EXERCISE PROMPT: Quote every entry word for word.

▬▬▬▬▬▬▬▬▬▬

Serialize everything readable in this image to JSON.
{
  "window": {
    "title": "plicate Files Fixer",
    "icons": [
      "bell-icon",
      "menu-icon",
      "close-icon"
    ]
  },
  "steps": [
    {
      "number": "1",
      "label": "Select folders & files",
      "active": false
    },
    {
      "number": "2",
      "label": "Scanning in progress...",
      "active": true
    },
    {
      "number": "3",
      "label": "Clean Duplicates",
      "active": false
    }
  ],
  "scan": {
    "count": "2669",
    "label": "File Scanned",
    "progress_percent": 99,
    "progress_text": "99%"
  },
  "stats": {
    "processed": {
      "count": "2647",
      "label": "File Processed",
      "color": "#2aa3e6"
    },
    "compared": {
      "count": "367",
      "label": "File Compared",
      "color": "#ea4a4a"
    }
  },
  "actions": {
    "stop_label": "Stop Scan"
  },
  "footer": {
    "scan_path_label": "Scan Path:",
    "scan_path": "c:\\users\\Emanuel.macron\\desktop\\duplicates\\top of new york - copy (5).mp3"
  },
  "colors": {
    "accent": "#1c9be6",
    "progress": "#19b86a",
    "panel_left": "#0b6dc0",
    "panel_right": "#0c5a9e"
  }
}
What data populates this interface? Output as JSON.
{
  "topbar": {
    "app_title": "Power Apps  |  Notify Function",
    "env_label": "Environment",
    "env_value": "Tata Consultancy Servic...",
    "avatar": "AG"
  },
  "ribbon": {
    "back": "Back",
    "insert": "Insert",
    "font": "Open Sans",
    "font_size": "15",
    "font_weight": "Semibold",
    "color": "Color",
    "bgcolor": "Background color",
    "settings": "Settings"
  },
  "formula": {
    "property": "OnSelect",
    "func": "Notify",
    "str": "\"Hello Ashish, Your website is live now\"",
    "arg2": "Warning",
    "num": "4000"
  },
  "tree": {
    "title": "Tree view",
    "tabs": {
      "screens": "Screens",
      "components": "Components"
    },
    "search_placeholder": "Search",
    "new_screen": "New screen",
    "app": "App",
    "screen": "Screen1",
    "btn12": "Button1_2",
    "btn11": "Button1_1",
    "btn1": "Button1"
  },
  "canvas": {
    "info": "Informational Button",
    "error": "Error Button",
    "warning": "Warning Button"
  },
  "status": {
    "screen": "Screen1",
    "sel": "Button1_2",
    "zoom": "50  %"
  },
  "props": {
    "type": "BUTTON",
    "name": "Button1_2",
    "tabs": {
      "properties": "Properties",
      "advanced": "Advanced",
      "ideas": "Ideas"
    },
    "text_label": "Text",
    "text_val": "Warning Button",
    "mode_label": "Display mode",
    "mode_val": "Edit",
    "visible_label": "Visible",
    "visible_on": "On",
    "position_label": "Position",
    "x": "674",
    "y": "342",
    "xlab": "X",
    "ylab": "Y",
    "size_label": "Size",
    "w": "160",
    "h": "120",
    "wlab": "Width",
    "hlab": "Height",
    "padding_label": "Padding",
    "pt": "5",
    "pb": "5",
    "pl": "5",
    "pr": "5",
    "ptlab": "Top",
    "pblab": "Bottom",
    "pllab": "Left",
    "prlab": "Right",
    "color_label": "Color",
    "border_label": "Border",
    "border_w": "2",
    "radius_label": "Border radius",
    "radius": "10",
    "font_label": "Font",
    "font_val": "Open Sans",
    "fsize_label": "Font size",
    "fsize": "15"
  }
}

▬▬▬▬▬▬▬▬▬▬

RESPONSE:
Serialize everything readable in this image to JSON.
{
  "window": {
    "title": "plicate Files Fixer",
    "icons": [
      "bell-icon",
      "menu-icon",
      "close-icon"
    ]
  },
  "steps": [
    {
      "number": "1",
      "label": "Select folders & files",
      "active": false
    },
    {
      "number": "2",
      "label": "Scanning in progress...",
      "active": true
    },
    {
      "number": "3",
      "label": "Clean Duplicates",
      "active": false
    }
  ],
  "scan": {
    "count": "2669",
    "label": "File Scanned",
    "progress_percent": 99,
    "progress_text": "99%"
  },
  "stats": {
    "processed": {
      "count": "2647",
      "label": "File Processed",
      "color": "#2aa3e6"
    },
    "compared": {
      "count": "367",
      "label": "File Compared",
      "color": "#ea4a4a"
    }
  },
  "actions": {
    "stop_label": "Stop Scan"
  },
  "footer": {
    "scan_path_label": "Scan Path:",
    "scan_path": "c:\\users\\Emanuel.macron\\desktop\\duplicates\\top of new york - copy (5).mp3"
  },
  "colors": {
    "accent": "#1c9be6",
    "progress": "#19b86a",
    "panel_left": "#0b6dc0",
    "panel_right": "#0c5a9e"
  }
}
What data populates this interface? Output as JSON.
{
  "topbar": {
    "app_title": "Power Apps  |  Notify Function",
    "env_label": "Environment",
    "env_value": "Tata Consultancy Servic...",
    "avatar": "AG"
  },
  "ribbon": {
    "back": "Back",
    "insert": "Insert",
    "font": "Open Sans",
    "font_size": "15",
    "font_weight": "Semibold",
    "color": "Color",
    "bgcolor": "Background color",
    "settings": "Settings"
  },
  "formula": {
    "property": "OnSelect",
    "func": "Notify",
    "str": "\"Hello Ashish, Your website is live now\"",
    "arg2": "Warning",
    "num": "4000"
  },
  "tree": {
    "title": "Tree view",
    "tabs": {
      "screens": "Screens",
      "components": "Components"
    },
    "search_placeholder": "Search",
    "new_screen": "New screen",
    "app": "App",
    "screen": "Screen1",
    "btn12": "Button1_2",
    "btn11": "Button1_1",
    "btn1": "Button1"
  },
  "canvas": {
    "info": "Informational Button",
    "error": "Error Button",
    "warning": "Warning Button"
  },
  "status": {
    "screen": "Screen1",
    "sel": "Button1_2",
    "zoom": "50  %"
  },
  "props": {
    "type": "BUTTON",
    "name": "Button1_2",
    "tabs": {
      "properties": "Properties",
      "advanced": "Advanced",
      "ideas": "Ideas"
    },
    "text_label": "Text",
    "text_val": "Warning Button",
    "mode_label": "Display mode",
    "mode_val": "Edit",
    "visible_label": "Visible",
    "visible_on": "On",
    "position_label": "Position",
    "x": "674",
    "y": "342",
    "xlab": "X",
    "ylab": "Y",
    "size_label": "Size",
    "w": "160",
    "h": "120",
    "wlab": "Width",
    "hlab": "Height",
    "padding_label": "Padding",
    "pt": "5",
    "pb": "5",
    "pl": "5",
    "pr": "5",
    "ptlab": "Top",
    "pblab": "Bottom",
    "pllab": "Left",
    "prlab": "Right",
    "color_label": "Color",
    "border_label": "Border",
    "border_w": "2",
    "radius_label": "Border radius",
    "radius": "10",
    "font_label": "Font",
    "font_val": "Open Sans",
    "fsize_label": "Font size",
    "fsize": "15"
  }
}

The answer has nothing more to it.